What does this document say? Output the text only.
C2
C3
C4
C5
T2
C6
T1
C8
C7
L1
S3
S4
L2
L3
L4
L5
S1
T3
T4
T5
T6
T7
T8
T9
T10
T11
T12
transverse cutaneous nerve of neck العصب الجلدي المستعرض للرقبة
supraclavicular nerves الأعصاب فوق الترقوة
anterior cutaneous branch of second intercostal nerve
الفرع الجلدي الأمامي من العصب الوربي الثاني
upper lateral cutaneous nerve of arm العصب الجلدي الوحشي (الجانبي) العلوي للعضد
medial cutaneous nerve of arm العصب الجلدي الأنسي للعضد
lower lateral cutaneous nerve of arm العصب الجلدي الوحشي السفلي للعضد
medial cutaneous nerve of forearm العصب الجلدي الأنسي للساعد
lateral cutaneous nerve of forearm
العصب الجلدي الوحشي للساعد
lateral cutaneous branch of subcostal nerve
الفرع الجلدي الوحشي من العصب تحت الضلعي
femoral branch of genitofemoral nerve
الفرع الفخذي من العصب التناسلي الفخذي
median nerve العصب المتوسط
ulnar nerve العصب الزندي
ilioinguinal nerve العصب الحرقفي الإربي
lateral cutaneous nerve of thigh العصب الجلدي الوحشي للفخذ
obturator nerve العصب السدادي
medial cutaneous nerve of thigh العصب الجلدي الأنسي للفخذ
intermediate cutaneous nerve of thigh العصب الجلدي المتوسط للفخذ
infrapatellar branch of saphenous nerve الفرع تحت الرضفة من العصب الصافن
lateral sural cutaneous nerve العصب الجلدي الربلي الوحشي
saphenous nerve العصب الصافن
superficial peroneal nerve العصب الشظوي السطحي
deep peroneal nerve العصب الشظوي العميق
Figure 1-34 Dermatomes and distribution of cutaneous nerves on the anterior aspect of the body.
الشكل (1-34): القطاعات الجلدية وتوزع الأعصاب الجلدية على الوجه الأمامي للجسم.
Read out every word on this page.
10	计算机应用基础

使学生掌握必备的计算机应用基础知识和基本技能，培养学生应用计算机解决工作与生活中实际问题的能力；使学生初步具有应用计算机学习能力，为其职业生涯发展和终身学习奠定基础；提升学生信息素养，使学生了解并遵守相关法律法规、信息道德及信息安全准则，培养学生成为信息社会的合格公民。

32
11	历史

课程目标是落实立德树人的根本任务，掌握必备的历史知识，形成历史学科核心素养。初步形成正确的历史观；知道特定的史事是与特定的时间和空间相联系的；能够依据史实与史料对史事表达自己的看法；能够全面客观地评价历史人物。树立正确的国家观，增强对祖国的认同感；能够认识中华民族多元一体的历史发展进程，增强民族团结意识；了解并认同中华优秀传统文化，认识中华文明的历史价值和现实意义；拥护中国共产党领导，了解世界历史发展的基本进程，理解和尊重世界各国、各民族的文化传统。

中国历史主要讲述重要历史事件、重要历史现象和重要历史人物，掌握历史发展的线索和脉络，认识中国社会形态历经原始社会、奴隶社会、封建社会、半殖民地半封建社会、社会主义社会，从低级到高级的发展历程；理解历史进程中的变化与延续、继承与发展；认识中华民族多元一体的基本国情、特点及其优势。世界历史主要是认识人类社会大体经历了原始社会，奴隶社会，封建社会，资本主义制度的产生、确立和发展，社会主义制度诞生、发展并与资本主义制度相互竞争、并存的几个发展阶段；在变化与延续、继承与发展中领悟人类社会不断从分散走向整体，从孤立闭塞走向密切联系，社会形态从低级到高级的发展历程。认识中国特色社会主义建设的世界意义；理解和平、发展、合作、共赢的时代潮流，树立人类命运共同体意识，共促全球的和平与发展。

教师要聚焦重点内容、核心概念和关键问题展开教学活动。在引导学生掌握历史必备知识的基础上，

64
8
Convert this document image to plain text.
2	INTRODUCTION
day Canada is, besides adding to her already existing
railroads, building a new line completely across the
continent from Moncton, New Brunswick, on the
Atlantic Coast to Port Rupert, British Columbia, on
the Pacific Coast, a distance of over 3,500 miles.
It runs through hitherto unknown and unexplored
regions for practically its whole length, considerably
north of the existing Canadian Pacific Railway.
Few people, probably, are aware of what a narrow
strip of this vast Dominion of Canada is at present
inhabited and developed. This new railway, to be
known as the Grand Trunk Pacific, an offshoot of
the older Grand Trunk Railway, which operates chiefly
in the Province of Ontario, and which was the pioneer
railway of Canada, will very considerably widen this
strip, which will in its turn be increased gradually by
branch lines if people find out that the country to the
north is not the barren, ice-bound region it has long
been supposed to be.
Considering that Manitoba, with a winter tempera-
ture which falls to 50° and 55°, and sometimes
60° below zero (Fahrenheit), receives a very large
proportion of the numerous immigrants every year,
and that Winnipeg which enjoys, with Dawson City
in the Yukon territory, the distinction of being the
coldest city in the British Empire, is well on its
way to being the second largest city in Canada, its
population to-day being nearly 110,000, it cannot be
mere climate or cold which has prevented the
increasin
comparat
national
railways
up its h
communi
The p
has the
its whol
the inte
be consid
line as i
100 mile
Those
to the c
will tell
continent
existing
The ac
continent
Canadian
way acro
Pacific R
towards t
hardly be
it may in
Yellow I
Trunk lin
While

:: What the task requires ::
Write out every line of the listing that holds the word "Canada".

:: Solution to this problem ::
day Canada is, besides adding to her already existing
strip of this vast Dominion of Canada is at present
railway of Canada, will very considerably widen this
way to being the second largest city in Canada, its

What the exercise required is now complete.